PASSAGE TO READ
☆ ☆ ☆ ☆ ☆

The only thing that is actually true of is underwear, and even there my girlfriend steals my boxers. Many products are targeted at women or men, but most often their consumption by one gender or another is more self-fulfilling marketing prophecy than real differences.
Limiting your audience to half the population seems stupid to me. Especially when it doesn't seem all that hard to crossover; mostly it involves not making those self-fulfilling marketing prophecies.
If many products are targeted at men or women then it certainly isn't true that the line is drawn at underwear. Catering to a specific subset of all people is not stupid even if it halves your potential audience. If that were so then the countless brands wouldn't set out to appeal to the tastes of each gender. If the numbers showed that most people like unisex things then that's what they'd all be pushing.
You seem to regard the distinct tastes between the genders as some kind of marketing brain washing. Masculinity and femininity weren't concocted in the board room.
It's not symmetric; you are less likely to steal your girlfriend's bras. And if you do, it probably means something different from when your girlfriend steals your boxers.
Men and women do differ even from an early age, but you are of course right that these differences do not necessarily track with cultural stereotypes. (And when they do it may be because those stereotypes are being conformed to in a strongly biologically underdetermined way)
Limiting your audience to half the population seems stupid to me. Especially when it doesn't seem all that hard to crossover; mostly it involves not making those self-fulfilling marketing prophecies.

☆ ☆ ☆ ☆ ☆

AVAILABLE DATA
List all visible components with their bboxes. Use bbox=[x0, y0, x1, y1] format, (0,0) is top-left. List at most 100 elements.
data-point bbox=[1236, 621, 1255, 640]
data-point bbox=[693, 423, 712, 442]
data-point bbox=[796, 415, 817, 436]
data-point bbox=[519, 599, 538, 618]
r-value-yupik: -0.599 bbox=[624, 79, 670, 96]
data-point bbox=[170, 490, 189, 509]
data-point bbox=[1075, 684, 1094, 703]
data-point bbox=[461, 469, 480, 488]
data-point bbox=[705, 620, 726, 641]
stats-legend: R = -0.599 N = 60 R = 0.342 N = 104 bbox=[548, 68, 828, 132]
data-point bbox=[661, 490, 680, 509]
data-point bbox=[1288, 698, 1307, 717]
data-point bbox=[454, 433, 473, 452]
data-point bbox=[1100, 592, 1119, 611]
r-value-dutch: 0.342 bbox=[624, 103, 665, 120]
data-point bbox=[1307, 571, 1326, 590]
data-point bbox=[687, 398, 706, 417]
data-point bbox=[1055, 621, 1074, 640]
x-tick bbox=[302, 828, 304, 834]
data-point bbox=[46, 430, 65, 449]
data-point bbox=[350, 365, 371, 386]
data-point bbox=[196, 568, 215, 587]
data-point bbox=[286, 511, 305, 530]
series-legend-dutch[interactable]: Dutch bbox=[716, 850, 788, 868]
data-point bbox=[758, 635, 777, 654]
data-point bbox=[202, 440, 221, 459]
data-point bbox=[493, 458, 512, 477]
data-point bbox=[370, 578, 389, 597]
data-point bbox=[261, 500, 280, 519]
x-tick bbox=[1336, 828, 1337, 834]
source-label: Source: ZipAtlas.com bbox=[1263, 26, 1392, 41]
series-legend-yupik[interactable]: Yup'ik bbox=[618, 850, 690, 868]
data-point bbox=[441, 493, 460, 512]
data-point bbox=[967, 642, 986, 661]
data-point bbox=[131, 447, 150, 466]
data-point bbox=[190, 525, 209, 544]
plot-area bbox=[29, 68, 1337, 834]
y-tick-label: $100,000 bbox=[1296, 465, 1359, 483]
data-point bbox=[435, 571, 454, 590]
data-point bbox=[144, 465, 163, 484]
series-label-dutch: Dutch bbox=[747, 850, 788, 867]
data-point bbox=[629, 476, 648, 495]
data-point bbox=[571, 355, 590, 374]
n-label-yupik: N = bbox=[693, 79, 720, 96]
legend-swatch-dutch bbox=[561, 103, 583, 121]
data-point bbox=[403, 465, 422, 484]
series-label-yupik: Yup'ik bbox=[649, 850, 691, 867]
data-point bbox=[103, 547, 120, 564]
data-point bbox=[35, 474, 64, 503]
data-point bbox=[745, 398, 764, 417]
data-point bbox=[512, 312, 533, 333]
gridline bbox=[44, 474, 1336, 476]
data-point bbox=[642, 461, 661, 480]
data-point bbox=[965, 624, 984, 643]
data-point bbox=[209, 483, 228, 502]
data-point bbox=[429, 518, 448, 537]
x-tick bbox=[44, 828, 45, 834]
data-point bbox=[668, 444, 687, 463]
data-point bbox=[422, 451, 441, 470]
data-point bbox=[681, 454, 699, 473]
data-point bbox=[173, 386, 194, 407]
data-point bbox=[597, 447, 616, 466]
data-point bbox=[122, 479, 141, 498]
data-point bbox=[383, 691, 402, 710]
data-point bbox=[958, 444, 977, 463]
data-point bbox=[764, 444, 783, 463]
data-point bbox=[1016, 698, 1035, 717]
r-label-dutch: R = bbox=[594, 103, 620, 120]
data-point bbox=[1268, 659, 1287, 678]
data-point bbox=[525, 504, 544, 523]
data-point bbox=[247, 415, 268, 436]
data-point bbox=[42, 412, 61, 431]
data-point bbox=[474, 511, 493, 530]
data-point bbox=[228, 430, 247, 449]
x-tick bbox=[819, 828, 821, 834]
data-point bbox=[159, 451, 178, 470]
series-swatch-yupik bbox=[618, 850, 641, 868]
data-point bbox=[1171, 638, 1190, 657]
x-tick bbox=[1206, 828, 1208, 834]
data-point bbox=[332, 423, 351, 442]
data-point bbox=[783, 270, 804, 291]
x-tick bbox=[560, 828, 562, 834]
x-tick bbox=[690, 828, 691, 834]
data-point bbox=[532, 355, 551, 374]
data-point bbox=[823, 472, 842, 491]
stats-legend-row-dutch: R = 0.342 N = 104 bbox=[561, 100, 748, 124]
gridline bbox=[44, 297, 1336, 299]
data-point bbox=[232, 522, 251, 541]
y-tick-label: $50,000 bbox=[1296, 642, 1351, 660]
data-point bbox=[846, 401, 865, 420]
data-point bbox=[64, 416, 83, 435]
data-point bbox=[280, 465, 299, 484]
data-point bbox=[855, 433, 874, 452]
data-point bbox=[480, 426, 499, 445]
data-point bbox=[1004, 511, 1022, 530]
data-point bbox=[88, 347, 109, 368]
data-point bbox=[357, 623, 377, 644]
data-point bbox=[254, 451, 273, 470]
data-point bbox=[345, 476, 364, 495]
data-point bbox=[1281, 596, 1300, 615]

☆ ☆ ☆ ☆ ☆

EXERCISE REQUIREMENTS
A – Answer these from the gender-marketing discussion:
(i) What does the girlfriend steal?
(ii) If the numbers showed most people like unisex things, what would brands all be pushing?
(iii) Where does the discussion say masculinity and femininity were not concocted?
B – Copy the gender-marketing discussion word for word, starting at "If many products" and ending after "the board room.".

RESPONSES TO THE TASKS
A –
(i) Boxers.
(ii) Unisex things.
(iii) In the board room.

B –
If many products are targeted at men or women then it certainly isn't true that the line is drawn at underwear. Catering to a specific subset of all people is not stupid even if it halves your potential audience. If that were so then the countless brands wouldn't set out to appeal to the tastes of each gender. If the numbers showed that most people like unisex things then that's what they'd all be pushing.
You seem to regard the distinct tastes between the genders as some kind of marketing brain washing. Masculinity and femininity weren't concocted in the board room.